### SUPPLIED RECORDS
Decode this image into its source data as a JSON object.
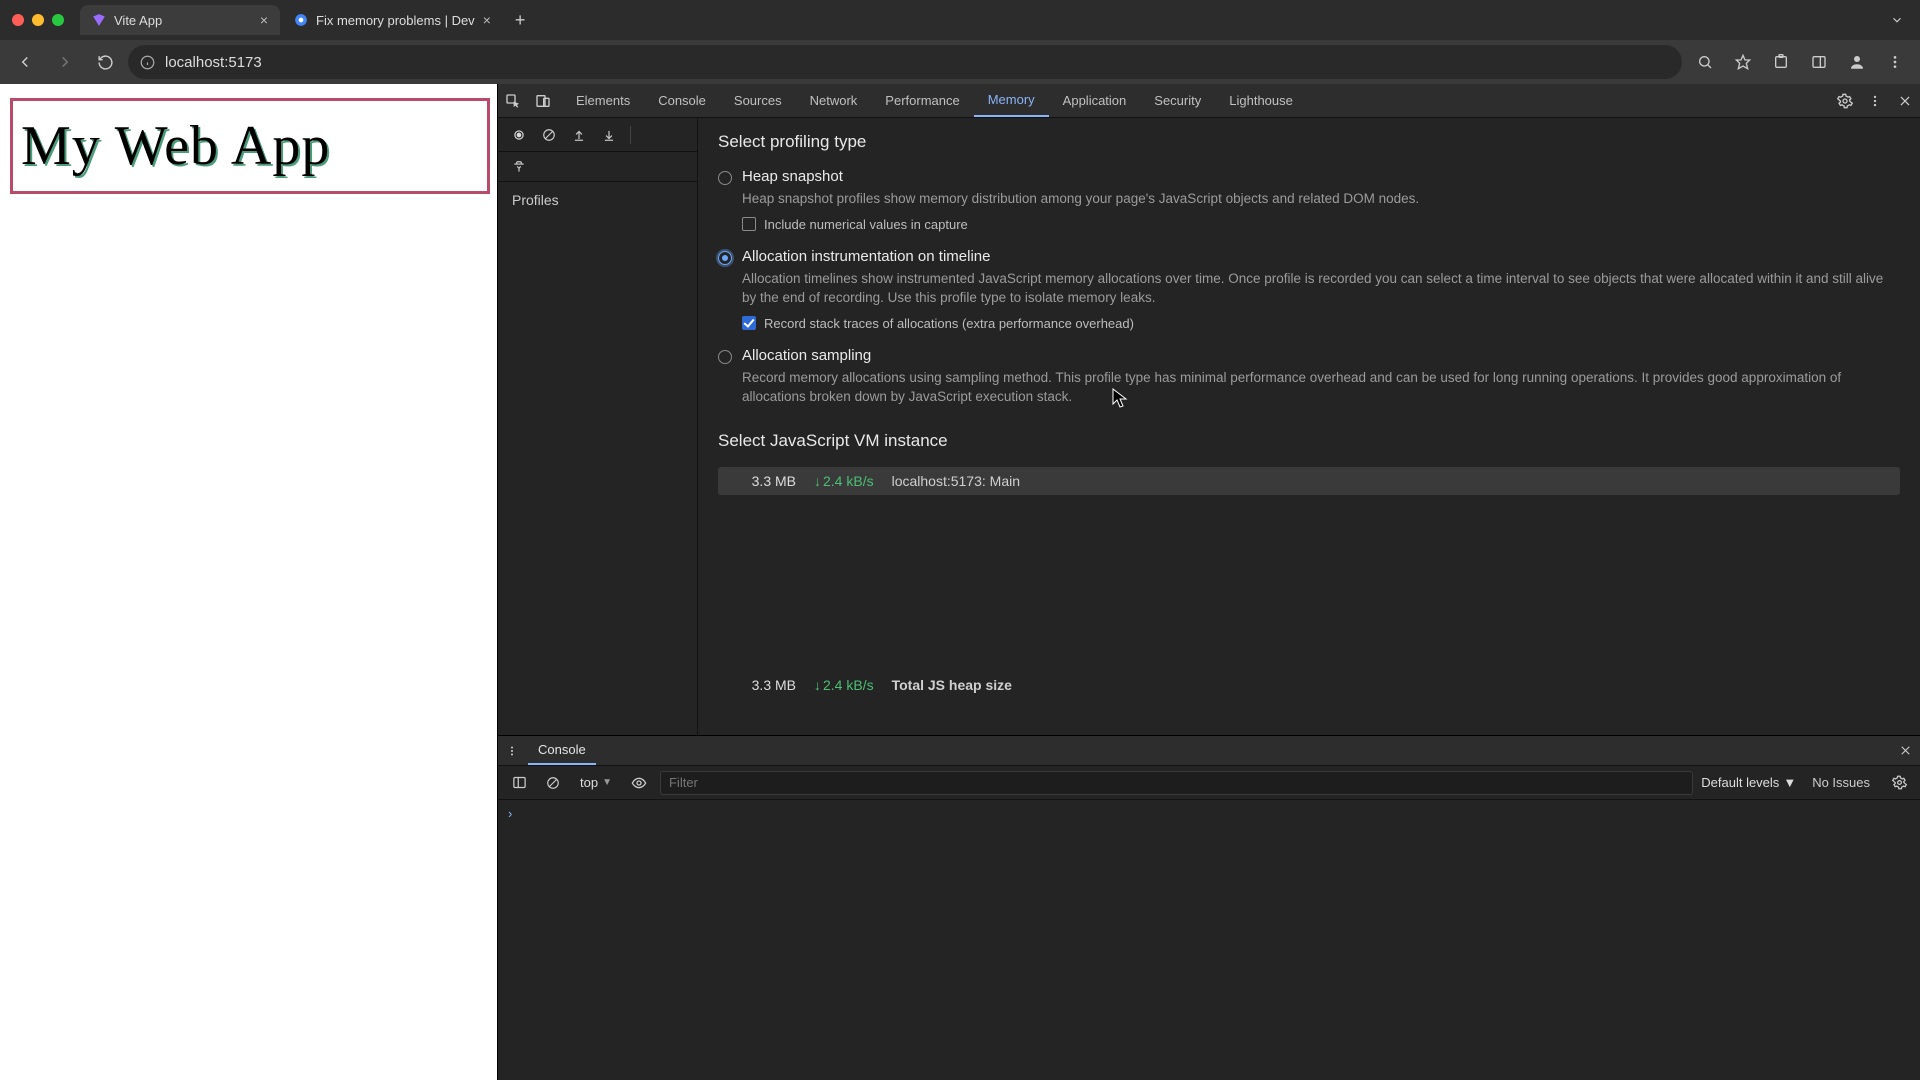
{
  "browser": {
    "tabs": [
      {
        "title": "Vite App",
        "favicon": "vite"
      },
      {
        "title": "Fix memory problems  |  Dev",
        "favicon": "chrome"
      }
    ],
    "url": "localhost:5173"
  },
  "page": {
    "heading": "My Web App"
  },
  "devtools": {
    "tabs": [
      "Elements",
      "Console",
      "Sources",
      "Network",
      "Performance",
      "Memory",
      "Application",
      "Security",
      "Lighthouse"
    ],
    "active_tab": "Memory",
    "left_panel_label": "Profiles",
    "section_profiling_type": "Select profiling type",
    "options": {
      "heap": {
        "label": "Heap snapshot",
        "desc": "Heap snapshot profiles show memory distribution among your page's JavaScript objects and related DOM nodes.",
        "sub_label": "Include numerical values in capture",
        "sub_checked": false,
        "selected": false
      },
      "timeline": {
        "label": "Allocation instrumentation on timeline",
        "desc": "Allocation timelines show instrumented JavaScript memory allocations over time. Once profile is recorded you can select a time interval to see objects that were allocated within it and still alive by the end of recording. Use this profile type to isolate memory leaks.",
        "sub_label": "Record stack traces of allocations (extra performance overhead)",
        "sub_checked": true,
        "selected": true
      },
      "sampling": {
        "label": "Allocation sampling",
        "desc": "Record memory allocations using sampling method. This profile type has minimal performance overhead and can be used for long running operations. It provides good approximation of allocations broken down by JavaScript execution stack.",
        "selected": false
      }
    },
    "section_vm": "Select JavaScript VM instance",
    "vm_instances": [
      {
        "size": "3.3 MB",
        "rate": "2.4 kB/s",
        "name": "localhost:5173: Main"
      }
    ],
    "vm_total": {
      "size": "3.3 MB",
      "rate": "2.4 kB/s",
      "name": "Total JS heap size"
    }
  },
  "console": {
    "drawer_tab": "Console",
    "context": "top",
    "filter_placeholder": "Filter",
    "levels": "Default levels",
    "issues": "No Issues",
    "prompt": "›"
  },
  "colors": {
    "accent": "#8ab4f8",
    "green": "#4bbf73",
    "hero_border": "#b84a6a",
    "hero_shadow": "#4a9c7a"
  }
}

### INSTRUCTIONS TO FOLLOW
Scan the entries above and work out how many lines include the word "localhost"; the reply is that number alone.

### EXERCISE ANSWER
2